* EXERCISE INPUT
/---

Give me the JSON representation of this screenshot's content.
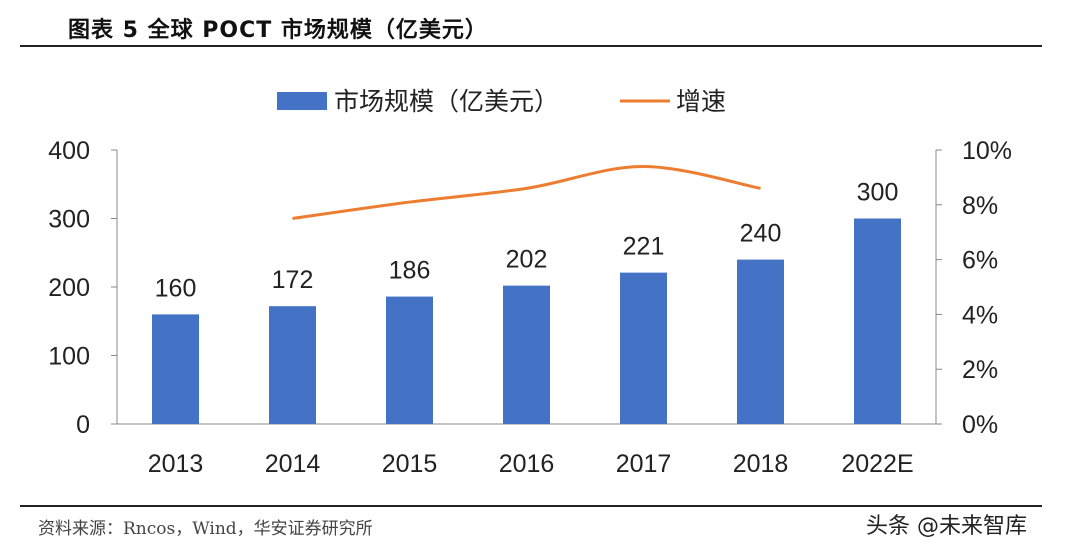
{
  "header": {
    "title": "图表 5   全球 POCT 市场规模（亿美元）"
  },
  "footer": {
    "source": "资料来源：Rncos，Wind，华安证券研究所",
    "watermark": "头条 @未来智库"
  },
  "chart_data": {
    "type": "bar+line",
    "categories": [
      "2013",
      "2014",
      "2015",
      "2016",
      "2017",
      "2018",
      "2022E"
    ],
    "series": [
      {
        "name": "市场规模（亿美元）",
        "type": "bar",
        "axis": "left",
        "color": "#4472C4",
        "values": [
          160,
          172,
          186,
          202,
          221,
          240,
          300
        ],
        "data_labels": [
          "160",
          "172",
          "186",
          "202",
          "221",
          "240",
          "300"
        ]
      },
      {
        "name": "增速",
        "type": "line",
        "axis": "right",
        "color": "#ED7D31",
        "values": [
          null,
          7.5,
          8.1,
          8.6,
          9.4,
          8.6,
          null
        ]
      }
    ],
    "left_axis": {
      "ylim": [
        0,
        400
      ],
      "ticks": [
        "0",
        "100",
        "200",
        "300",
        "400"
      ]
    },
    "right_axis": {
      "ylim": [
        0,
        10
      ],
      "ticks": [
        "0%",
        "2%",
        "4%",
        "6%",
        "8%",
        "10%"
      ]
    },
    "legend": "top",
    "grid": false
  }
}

\---

* SHORT EXERCISE
Return a copy of every line that includes the word "市场规模".

* OUTPUT OF THE TASK
    "title": "图表 5   全球 POCT 市场规模（亿美元）"
        "name": "市场规模（亿美元）",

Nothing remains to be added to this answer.